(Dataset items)
☆ ☆ ☆ ☆

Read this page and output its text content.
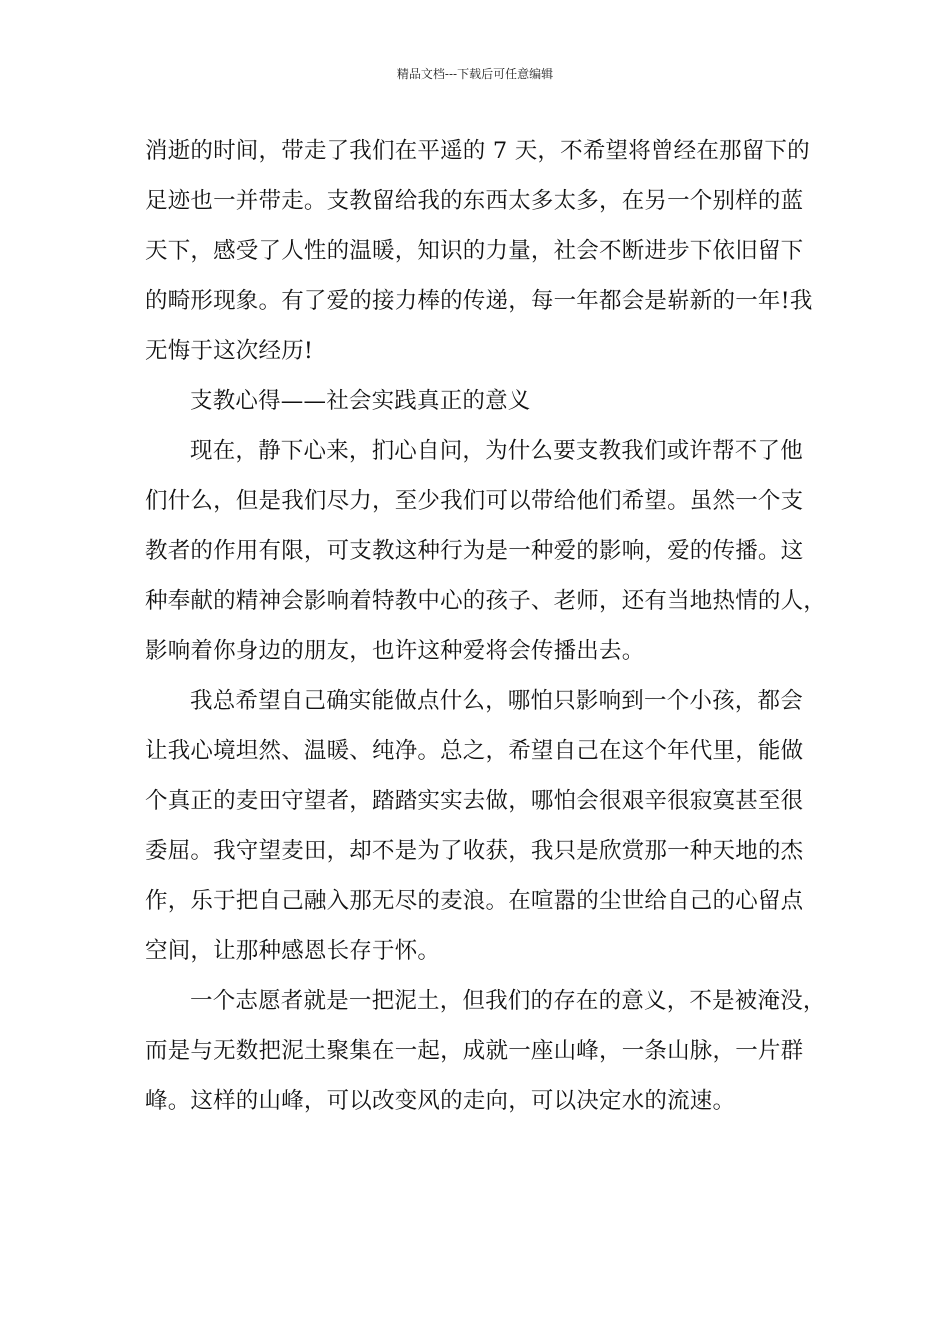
精品文档---下载后可任意编辑
消逝的时间，带走了我们在平遥的 7 天，不希望将曾经在那留下的
足迹也一并带走。支教留给我的东西太多太多，在另一个别样的蓝
天下，感受了人性的温暖，知识的力量，社会不断进步下依旧留下
的畸形现象。有了爱的接力棒的传递，每一年都会是崭新的一年!我
无悔于这次经历!
支教心得——社会实践真正的意义
现在，静下心来，扪心自问，为什么要支教我们或许帮不了他
们什么，但是我们尽力，至少我们可以带给他们希望。虽然一个支
教者的作用有限，可支教这种行为是一种爱的影响，爱的传播。这
种奉献的精神会影响着特教中心的孩子、老师，还有当地热情的人，
影响着你身边的朋友，也许这种爱将会传播出去。
我总希望自己确实能做点什么，哪怕只影响到一个小孩，都会
让我心境坦然、温暖、纯净。总之，希望自己在这个年代里，能做
个真正的麦田守望者，踏踏实实去做，哪怕会很艰辛很寂寞甚至很
委屈。我守望麦田，却不是为了收获，我只是欣赏那一种天地的杰
作，乐于把自己融入那无尽的麦浪。在喧嚣的尘世给自己的心留点
空间，让那种感恩长存于怀。
一个志愿者就是一把泥土，但我们的存在的意义，不是被淹没，
而是与无数把泥土聚集在一起，成就一座山峰，一条山脉，一片群
峰。这样的山峰，可以改变风的走向，可以决定水的流速。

☆ ☆ ☆ ☆

Work to do: Copy each line in full and exactly, omitting any picture.

Output below:
Read this page and output its text content.
精品文档---下载后可任意编辑
消逝的时间，带走了我们在平遥的 7 天，不希望将曾经在那留下的
足迹也一并带走。支教留给我的东西太多太多，在另一个别样的蓝
天下，感受了人性的温暖，知识的力量，社会不断进步下依旧留下
的畸形现象。有了爱的接力棒的传递，每一年都会是崭新的一年!我
无悔于这次经历!
支教心得——社会实践真正的意义
现在，静下心来，扪心自问，为什么要支教我们或许帮不了他
们什么，但是我们尽力，至少我们可以带给他们希望。虽然一个支
教者的作用有限，可支教这种行为是一种爱的影响，爱的传播。这
种奉献的精神会影响着特教中心的孩子、老师，还有当地热情的人，
影响着你身边的朋友，也许这种爱将会传播出去。
我总希望自己确实能做点什么，哪怕只影响到一个小孩，都会
让我心境坦然、温暖、纯净。总之，希望自己在这个年代里，能做
个真正的麦田守望者，踏踏实实去做，哪怕会很艰辛很寂寞甚至很
委屈。我守望麦田，却不是为了收获，我只是欣赏那一种天地的杰
作，乐于把自己融入那无尽的麦浪。在喧嚣的尘世给自己的心留点
空间，让那种感恩长存于怀。
一个志愿者就是一把泥土，但我们的存在的意义，不是被淹没，
而是与无数把泥土聚集在一起，成就一座山峰，一条山脉，一片群
峰。这样的山峰，可以改变风的走向，可以决定水的流速。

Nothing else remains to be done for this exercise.